_Rows_

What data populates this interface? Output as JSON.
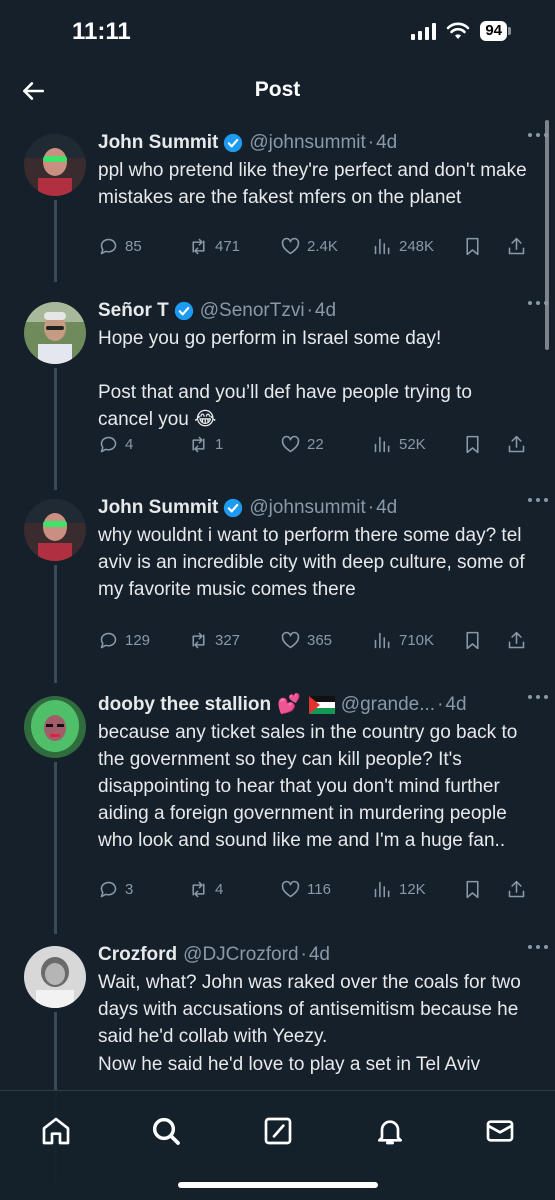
{
  "status_bar": {
    "time": "11:11",
    "battery": "94"
  },
  "header": {
    "title": "Post"
  },
  "tweets": [
    {
      "name": "John Summit",
      "handle": "@johnsummit",
      "time": "4d",
      "text": "ppl who pretend like they're perfect and don't make mistakes are the fakest mfers on the planet",
      "replies": "85",
      "retweets": "471",
      "likes": "2.4K",
      "views": "248K"
    },
    {
      "name": "Señor T",
      "handle": "@SenorTzvi",
      "time": "4d",
      "text_line1": "Hope you go perform in Israel some day!",
      "text_line2": "Post that and you’ll def have people trying to cancel you",
      "emoji": "😂",
      "replies": "4",
      "retweets": "1",
      "likes": "22",
      "views": "52K"
    },
    {
      "name": "John Summit",
      "handle": "@johnsummit",
      "time": "4d",
      "text": "why wouldnt i want to perform there some day? tel aviv is an incredible city with deep culture, some of my favorite music comes there",
      "replies": "129",
      "retweets": "327",
      "likes": "365",
      "views": "710K"
    },
    {
      "name": "dooby thee stallion",
      "name_emoji": "💕",
      "handle": "@grande...",
      "time": "4d",
      "text": "because any ticket sales in the country go back to the government so they can kill people? It's disappointing to hear that you don't mind further aiding a foreign government in murdering people who look and sound like me and I'm a huge fan..",
      "replies": "3",
      "retweets": "4",
      "likes": "116",
      "views": "12K"
    },
    {
      "name": "Crozford",
      "handle": "@DJCrozford",
      "time": "4d",
      "text": "Wait, what? John was raked over the coals for two days with accusations of antisemitism because he said he'd collab with Yeezy.",
      "text_cut": "Now he said he'd love to play a set in Tel Aviv"
    }
  ],
  "separator": "·",
  "colors": {
    "background": "#15202b",
    "verified": "#1d9bf0",
    "secondary_text": "#8b98a5",
    "thread_line": "#3b4a56"
  },
  "nav": [
    "home-icon",
    "search-icon",
    "compose-icon",
    "notifications-icon",
    "messages-icon"
  ]
}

_To do_
Each entry above should be reproduced exactly, with the pictures removed.

_Answer to the exercise_
What data populates this interface? Output as JSON.
{
  "status_bar": {
    "time": "11:11",
    "battery": "94"
  },
  "header": {
    "title": "Post"
  },
  "tweets": [
    {
      "name": "John Summit",
      "handle": "@johnsummit",
      "time": "4d",
      "text": "ppl who pretend like they're perfect and don't make mistakes are the fakest mfers on the planet",
      "replies": "85",
      "retweets": "471",
      "likes": "2.4K",
      "views": "248K"
    },
    {
      "name": "Señor T",
      "handle": "@SenorTzvi",
      "time": "4d",
      "text_line1": "Hope you go perform in Israel some day!",
      "text_line2": "Post that and you’ll def have people trying to cancel you",
      "emoji": "😂",
      "replies": "4",
      "retweets": "1",
      "likes": "22",
      "views": "52K"
    },
    {
      "name": "John Summit",
      "handle": "@johnsummit",
      "time": "4d",
      "text": "why wouldnt i want to perform there some day? tel aviv is an incredible city with deep culture, some of my favorite music comes there",
      "replies": "129",
      "retweets": "327",
      "likes": "365",
      "views": "710K"
    },
    {
      "name": "dooby thee stallion",
      "name_emoji": "💕",
      "handle": "@grande...",
      "time": "4d",
      "text": "because any ticket sales in the country go back to the government so they can kill people? It's disappointing to hear that you don't mind further aiding a foreign government in murdering people who look and sound like me and I'm a huge fan..",
      "replies": "3",
      "retweets": "4",
      "likes": "116",
      "views": "12K"
    },
    {
      "name": "Crozford",
      "handle": "@DJCrozford",
      "time": "4d",
      "text": "Wait, what? John was raked over the coals for two days with accusations of antisemitism because he said he'd collab with Yeezy.",
      "text_cut": "Now he said he'd love to play a set in Tel Aviv"
    }
  ],
  "separator": "·",
  "colors": {
    "background": "#15202b",
    "verified": "#1d9bf0",
    "secondary_text": "#8b98a5",
    "thread_line": "#3b4a56"
  },
  "nav": [
    "home-icon",
    "search-icon",
    "compose-icon",
    "notifications-icon",
    "messages-icon"
  ]
}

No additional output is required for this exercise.